►

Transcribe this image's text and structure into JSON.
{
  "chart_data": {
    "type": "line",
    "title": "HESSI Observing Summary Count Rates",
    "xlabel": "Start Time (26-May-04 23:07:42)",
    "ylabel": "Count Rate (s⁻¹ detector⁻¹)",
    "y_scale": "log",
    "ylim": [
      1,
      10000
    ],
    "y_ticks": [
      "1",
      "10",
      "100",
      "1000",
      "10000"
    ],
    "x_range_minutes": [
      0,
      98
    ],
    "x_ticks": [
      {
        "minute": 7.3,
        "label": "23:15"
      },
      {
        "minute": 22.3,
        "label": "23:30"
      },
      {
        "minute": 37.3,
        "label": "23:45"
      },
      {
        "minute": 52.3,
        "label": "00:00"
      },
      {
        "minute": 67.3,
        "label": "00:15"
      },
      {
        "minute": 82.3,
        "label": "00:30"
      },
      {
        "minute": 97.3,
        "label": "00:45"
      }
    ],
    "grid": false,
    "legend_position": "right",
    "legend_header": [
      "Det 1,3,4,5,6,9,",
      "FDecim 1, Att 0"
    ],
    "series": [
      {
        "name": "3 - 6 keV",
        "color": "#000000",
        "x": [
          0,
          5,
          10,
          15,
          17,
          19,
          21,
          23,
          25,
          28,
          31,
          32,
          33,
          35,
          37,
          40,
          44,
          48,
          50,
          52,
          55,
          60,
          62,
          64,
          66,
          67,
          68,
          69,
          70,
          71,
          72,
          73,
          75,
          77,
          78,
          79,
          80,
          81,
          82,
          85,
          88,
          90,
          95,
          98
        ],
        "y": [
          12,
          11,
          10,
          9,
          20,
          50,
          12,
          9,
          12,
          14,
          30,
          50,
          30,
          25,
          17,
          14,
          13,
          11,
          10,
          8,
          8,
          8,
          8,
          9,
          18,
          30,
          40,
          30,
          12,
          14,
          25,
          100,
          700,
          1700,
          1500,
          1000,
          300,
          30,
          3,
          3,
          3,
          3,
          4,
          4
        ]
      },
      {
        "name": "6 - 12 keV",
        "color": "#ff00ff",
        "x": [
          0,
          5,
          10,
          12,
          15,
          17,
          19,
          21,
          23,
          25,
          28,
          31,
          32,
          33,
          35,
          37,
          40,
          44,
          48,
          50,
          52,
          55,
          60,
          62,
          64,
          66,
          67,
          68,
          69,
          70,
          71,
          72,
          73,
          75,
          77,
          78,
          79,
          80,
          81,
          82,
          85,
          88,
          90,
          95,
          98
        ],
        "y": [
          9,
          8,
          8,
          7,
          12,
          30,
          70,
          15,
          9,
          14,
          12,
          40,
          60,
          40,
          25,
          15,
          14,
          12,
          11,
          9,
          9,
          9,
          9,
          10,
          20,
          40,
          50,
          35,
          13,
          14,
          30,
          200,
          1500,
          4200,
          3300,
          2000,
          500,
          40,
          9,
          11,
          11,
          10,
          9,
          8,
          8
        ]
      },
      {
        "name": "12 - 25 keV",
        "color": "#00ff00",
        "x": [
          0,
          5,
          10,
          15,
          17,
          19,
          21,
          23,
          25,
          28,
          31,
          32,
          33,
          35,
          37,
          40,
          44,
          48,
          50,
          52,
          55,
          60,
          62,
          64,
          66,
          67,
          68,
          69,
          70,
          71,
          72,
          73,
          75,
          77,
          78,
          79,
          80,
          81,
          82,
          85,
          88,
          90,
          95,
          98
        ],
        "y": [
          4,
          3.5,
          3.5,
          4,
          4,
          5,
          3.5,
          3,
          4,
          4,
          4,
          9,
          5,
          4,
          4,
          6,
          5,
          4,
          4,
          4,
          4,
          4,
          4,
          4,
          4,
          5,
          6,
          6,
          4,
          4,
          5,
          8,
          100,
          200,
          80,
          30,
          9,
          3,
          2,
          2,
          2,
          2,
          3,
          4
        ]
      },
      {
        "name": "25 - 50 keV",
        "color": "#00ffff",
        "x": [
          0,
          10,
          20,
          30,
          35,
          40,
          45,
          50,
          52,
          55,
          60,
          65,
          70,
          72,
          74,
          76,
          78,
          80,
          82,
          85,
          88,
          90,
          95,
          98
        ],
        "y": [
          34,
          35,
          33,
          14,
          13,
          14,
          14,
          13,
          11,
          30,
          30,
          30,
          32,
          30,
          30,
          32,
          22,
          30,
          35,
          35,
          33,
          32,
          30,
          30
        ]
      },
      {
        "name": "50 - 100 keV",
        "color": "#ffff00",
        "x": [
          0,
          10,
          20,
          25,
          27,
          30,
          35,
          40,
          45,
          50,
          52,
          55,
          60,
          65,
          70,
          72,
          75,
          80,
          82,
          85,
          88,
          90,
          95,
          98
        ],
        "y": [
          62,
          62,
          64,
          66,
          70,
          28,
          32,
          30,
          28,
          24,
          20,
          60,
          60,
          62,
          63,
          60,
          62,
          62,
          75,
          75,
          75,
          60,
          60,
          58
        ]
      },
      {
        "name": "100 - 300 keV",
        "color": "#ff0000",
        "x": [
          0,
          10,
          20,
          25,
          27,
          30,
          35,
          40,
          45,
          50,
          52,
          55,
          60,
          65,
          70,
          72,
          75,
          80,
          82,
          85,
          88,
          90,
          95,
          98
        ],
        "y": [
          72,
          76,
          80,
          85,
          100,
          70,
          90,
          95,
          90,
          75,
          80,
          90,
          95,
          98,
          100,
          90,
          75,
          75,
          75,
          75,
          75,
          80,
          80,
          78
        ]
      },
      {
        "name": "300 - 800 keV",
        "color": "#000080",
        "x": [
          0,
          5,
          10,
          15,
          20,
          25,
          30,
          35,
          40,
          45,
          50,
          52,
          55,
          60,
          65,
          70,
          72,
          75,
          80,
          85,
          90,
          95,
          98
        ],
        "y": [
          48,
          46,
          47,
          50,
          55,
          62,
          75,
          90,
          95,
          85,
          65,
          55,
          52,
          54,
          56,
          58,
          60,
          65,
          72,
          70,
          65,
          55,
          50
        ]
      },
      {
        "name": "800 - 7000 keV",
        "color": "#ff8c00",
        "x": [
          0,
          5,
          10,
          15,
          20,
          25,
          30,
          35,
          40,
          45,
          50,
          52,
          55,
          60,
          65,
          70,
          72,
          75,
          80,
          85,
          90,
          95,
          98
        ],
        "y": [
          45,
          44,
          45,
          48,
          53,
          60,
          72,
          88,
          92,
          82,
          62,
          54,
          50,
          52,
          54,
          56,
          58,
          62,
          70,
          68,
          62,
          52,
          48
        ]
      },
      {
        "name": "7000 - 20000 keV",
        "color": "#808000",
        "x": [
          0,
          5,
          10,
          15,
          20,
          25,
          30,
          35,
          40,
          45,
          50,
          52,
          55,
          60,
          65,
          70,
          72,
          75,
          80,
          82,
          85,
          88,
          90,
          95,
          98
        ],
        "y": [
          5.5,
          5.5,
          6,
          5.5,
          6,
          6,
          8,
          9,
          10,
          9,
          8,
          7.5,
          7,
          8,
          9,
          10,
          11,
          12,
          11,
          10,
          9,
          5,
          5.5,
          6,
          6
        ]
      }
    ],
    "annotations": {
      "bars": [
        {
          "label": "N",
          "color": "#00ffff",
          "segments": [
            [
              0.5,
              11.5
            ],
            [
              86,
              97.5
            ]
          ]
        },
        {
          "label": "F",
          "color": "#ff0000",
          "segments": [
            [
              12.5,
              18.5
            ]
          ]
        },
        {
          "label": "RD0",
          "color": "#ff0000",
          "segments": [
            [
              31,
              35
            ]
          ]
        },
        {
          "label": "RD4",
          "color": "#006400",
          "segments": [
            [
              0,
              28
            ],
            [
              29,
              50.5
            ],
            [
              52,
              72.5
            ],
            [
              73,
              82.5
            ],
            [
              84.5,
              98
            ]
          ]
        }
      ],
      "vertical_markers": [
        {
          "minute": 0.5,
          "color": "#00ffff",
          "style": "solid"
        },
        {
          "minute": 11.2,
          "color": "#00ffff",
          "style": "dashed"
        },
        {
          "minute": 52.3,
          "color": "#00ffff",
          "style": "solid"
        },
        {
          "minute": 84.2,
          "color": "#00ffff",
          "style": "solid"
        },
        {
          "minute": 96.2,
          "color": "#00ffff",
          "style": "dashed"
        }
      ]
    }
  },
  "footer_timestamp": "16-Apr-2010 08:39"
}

◄

§ **EXERCISE TASK**: Give the number of lines in the material above that have the word "name" in them, and nothing more.

§ **WORKED ANSWER**: 9